RECORDS SUPPLIED.

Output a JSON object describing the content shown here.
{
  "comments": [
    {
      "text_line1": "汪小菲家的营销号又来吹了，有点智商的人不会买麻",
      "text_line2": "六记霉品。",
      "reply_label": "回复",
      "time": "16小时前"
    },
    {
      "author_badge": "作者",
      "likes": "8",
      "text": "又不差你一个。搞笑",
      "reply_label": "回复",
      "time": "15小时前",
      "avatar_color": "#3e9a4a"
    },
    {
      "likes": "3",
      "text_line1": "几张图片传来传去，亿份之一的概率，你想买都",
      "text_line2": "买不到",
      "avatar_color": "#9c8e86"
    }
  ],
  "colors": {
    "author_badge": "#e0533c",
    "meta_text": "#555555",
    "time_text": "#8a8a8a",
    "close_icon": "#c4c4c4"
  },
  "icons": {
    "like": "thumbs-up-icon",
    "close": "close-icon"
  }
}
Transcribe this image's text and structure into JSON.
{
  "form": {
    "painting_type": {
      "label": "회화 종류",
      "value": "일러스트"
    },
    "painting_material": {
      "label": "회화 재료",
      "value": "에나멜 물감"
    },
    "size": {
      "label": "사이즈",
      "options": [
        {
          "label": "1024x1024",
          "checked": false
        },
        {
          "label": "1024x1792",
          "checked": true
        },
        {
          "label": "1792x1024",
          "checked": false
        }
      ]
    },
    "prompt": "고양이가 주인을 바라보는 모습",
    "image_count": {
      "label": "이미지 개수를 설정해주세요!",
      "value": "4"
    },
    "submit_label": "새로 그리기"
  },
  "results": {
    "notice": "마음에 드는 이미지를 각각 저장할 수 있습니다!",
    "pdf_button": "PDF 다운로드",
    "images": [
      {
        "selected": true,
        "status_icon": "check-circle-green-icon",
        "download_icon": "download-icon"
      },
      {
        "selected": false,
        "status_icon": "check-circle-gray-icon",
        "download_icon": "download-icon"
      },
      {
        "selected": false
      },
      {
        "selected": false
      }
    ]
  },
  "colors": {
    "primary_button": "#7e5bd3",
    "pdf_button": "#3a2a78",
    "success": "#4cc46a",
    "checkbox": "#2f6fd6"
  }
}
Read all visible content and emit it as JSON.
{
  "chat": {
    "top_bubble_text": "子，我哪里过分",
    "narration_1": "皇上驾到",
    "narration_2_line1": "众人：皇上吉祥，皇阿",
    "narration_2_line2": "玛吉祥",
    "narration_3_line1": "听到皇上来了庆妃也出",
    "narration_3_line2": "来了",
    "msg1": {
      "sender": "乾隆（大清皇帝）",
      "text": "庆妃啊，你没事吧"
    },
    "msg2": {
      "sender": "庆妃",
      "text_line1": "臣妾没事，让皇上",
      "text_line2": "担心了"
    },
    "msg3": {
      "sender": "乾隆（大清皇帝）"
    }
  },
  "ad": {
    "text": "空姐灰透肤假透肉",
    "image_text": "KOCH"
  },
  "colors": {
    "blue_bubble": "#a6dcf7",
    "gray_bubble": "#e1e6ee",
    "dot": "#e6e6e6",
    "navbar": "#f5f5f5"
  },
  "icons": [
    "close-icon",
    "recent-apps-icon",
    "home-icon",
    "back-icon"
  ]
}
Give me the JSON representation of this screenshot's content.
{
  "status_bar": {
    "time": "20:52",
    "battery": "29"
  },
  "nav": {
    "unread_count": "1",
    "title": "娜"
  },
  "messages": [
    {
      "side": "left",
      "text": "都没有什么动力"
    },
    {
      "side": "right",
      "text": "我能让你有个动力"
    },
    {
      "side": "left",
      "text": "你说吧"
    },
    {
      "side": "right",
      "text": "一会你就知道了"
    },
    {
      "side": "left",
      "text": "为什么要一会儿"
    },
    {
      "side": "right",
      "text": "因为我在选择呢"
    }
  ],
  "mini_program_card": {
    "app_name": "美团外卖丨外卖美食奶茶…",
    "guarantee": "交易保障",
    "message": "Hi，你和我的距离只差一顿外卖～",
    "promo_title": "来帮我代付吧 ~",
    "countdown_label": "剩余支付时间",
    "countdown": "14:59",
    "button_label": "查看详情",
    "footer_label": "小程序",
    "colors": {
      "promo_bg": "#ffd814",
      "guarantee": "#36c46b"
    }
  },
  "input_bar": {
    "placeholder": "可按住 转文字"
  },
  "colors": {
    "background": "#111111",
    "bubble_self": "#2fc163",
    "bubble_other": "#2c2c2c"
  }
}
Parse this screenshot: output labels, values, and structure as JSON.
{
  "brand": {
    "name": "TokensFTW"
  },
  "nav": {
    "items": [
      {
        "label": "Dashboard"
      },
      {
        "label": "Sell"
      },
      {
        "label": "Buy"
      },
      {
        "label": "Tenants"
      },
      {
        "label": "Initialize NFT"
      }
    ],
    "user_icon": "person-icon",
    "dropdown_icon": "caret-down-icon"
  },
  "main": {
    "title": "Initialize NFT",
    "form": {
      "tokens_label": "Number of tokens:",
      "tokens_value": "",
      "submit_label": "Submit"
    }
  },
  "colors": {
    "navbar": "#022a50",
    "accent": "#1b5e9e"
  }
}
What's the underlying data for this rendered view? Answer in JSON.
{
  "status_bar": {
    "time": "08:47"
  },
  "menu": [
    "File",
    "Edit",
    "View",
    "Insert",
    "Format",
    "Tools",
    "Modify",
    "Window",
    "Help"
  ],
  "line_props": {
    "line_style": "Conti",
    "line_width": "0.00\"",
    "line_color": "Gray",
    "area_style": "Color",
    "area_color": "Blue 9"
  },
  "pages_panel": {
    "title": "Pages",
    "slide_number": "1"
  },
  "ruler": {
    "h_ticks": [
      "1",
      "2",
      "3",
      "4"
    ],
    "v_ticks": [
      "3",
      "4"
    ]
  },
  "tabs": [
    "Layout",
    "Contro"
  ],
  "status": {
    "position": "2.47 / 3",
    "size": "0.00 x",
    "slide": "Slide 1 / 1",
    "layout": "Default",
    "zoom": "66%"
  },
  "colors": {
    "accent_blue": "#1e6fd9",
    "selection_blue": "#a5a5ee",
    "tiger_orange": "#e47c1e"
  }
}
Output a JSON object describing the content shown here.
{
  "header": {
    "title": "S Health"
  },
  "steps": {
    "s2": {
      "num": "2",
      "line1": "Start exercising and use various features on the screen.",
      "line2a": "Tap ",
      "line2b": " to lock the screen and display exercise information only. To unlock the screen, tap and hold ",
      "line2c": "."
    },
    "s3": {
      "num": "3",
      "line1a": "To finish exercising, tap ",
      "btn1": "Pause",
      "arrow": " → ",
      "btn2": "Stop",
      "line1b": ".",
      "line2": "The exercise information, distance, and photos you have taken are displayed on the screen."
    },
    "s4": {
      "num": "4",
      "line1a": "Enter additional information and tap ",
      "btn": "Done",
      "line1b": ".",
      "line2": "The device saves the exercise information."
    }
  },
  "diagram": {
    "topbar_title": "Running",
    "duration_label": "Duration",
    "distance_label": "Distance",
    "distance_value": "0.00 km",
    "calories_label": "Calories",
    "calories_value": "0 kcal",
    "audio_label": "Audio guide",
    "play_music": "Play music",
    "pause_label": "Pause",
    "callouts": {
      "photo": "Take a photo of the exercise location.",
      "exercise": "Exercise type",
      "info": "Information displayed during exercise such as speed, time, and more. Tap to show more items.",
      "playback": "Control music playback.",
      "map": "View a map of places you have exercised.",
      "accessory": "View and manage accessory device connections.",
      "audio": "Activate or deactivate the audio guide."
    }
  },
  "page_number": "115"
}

WHAT YOU WILL DO. Every line of the material must be returned exactly as it appears.

THE OUTPUT.
Output a JSON object describing the content shown here.
{
  "comments": [
    {
      "text_line1": "汪小菲家的营销号又来吹了，有点智商的人不会买麻",
      "text_line2": "六记霉品。",
      "reply_label": "回复",
      "time": "16小时前"
    },
    {
      "author_badge": "作者",
      "likes": "8",
      "text": "又不差你一个。搞笑",
      "reply_label": "回复",
      "time": "15小时前",
      "avatar_color": "#3e9a4a"
    },
    {
      "likes": "3",
      "text_line1": "几张图片传来传去，亿份之一的概率，你想买都",
      "text_line2": "买不到",
      "avatar_color": "#9c8e86"
    }
  ],
  "colors": {
    "author_badge": "#e0533c",
    "meta_text": "#555555",
    "time_text": "#8a8a8a",
    "close_icon": "#c4c4c4"
  },
  "icons": {
    "like": "thumbs-up-icon",
    "close": "close-icon"
  }
}
Transcribe this image's text and structure into JSON.
{
  "form": {
    "painting_type": {
      "label": "회화 종류",
      "value": "일러스트"
    },
    "painting_material": {
      "label": "회화 재료",
      "value": "에나멜 물감"
    },
    "size": {
      "label": "사이즈",
      "options": [
        {
          "label": "1024x1024",
          "checked": false
        },
        {
          "label": "1024x1792",
          "checked": true
        },
        {
          "label": "1792x1024",
          "checked": false
        }
      ]
    },
    "prompt": "고양이가 주인을 바라보는 모습",
    "image_count": {
      "label": "이미지 개수를 설정해주세요!",
      "value": "4"
    },
    "submit_label": "새로 그리기"
  },
  "results": {
    "notice": "마음에 드는 이미지를 각각 저장할 수 있습니다!",
    "pdf_button": "PDF 다운로드",
    "images": [
      {
        "selected": true,
        "status_icon": "check-circle-green-icon",
        "download_icon": "download-icon"
      },
      {
        "selected": false,
        "status_icon": "check-circle-gray-icon",
        "download_icon": "download-icon"
      },
      {
        "selected": false
      },
      {
        "selected": false
      }
    ]
  },
  "colors": {
    "primary_button": "#7e5bd3",
    "pdf_button": "#3a2a78",
    "success": "#4cc46a",
    "checkbox": "#2f6fd6"
  }
}
Read all visible content and emit it as JSON.
{
  "chat": {
    "top_bubble_text": "子，我哪里过分",
    "narration_1": "皇上驾到",
    "narration_2_line1": "众人：皇上吉祥，皇阿",
    "narration_2_line2": "玛吉祥",
    "narration_3_line1": "听到皇上来了庆妃也出",
    "narration_3_line2": "来了",
    "msg1": {
      "sender": "乾隆（大清皇帝）",
      "text": "庆妃啊，你没事吧"
    },
    "msg2": {
      "sender": "庆妃",
      "text_line1": "臣妾没事，让皇上",
      "text_line2": "担心了"
    },
    "msg3": {
      "sender": "乾隆（大清皇帝）"
    }
  },
  "ad": {
    "text": "空姐灰透肤假透肉",
    "image_text": "KOCH"
  },
  "colors": {
    "blue_bubble": "#a6dcf7",
    "gray_bubble": "#e1e6ee",
    "dot": "#e6e6e6",
    "navbar": "#f5f5f5"
  },
  "icons": [
    "close-icon",
    "recent-apps-icon",
    "home-icon",
    "back-icon"
  ]
}
Give me the JSON representation of this screenshot's content.
{
  "status_bar": {
    "time": "20:52",
    "battery": "29"
  },
  "nav": {
    "unread_count": "1",
    "title": "娜"
  },
  "messages": [
    {
      "side": "left",
      "text": "都没有什么动力"
    },
    {
      "side": "right",
      "text": "我能让你有个动力"
    },
    {
      "side": "left",
      "text": "你说吧"
    },
    {
      "side": "right",
      "text": "一会你就知道了"
    },
    {
      "side": "left",
      "text": "为什么要一会儿"
    },
    {
      "side": "right",
      "text": "因为我在选择呢"
    }
  ],
  "mini_program_card": {
    "app_name": "美团外卖丨外卖美食奶茶…",
    "guarantee": "交易保障",
    "message": "Hi，你和我的距离只差一顿外卖～",
    "promo_title": "来帮我代付吧 ~",
    "countdown_label": "剩余支付时间",
    "countdown": "14:59",
    "button_label": "查看详情",
    "footer_label": "小程序",
    "colors": {
      "promo_bg": "#ffd814",
      "guarantee": "#36c46b"
    }
  },
  "input_bar": {
    "placeholder": "可按住 转文字"
  },
  "colors": {
    "background": "#111111",
    "bubble_self": "#2fc163",
    "bubble_other": "#2c2c2c"
  }
}
Parse this screenshot: output labels, values, and structure as JSON.
{
  "brand": {
    "name": "TokensFTW"
  },
  "nav": {
    "items": [
      {
        "label": "Dashboard"
      },
      {
        "label": "Sell"
      },
      {
        "label": "Buy"
      },
      {
        "label": "Tenants"
      },
      {
        "label": "Initialize NFT"
      }
    ],
    "user_icon": "person-icon",
    "dropdown_icon": "caret-down-icon"
  },
  "main": {
    "title": "Initialize NFT",
    "form": {
      "tokens_label": "Number of tokens:",
      "tokens_value": "",
      "submit_label": "Submit"
    }
  },
  "colors": {
    "navbar": "#022a50",
    "accent": "#1b5e9e"
  }
}
What's the underlying data for this rendered view? Answer in JSON.
{
  "status_bar": {
    "time": "08:47"
  },
  "menu": [
    "File",
    "Edit",
    "View",
    "Insert",
    "Format",
    "Tools",
    "Modify",
    "Window",
    "Help"
  ],
  "line_props": {
    "line_style": "Conti",
    "line_width": "0.00\"",
    "line_color": "Gray",
    "area_style": "Color",
    "area_color": "Blue 9"
  },
  "pages_panel": {
    "title": "Pages",
    "slide_number": "1"
  },
  "ruler": {
    "h_ticks": [
      "1",
      "2",
      "3",
      "4"
    ],
    "v_ticks": [
      "3",
      "4"
    ]
  },
  "tabs": [
    "Layout",
    "Contro"
  ],
  "status": {
    "position": "2.47 / 3",
    "size": "0.00 x",
    "slide": "Slide 1 / 1",
    "layout": "Default",
    "zoom": "66%"
  },
  "colors": {
    "accent_blue": "#1e6fd9",
    "selection_blue": "#a5a5ee",
    "tiger_orange": "#e47c1e"
  }
}
Output a JSON object describing the content shown here.
{
  "header": {
    "title": "S Health"
  },
  "steps": {
    "s2": {
      "num": "2",
      "line1": "Start exercising and use various features on the screen.",
      "line2a": "Tap ",
      "line2b": " to lock the screen and display exercise information only. To unlock the screen, tap and hold ",
      "line2c": "."
    },
    "s3": {
      "num": "3",
      "line1a": "To finish exercising, tap ",
      "btn1": "Pause",
      "arrow": " → ",
      "btn2": "Stop",
      "line1b": ".",
      "line2": "The exercise information, distance, and photos you have taken are displayed on the screen."
    },
    "s4": {
      "num": "4",
      "line1a": "Enter additional information and tap ",
      "btn": "Done",
      "line1b": ".",
      "line2": "The device saves the exercise information."
    }
  },
  "diagram": {
    "topbar_title": "Running",
    "duration_label": "Duration",
    "distance_label": "Distance",
    "distance_value": "0.00 km",
    "calories_label": "Calories",
    "calories_value": "0 kcal",
    "audio_label": "Audio guide",
    "play_music": "Play music",
    "pause_label": "Pause",
    "callouts": {
      "photo": "Take a photo of the exercise location.",
      "exercise": "Exercise type",
      "info": "Information displayed during exercise such as speed, time, and more. Tap to show more items.",
      "playback": "Control music playback.",
      "map": "View a map of places you have exercised.",
      "accessory": "View and manage accessory device connections.",
      "audio": "Activate or deactivate the audio guide."
    }
  },
  "page_number": "115"
}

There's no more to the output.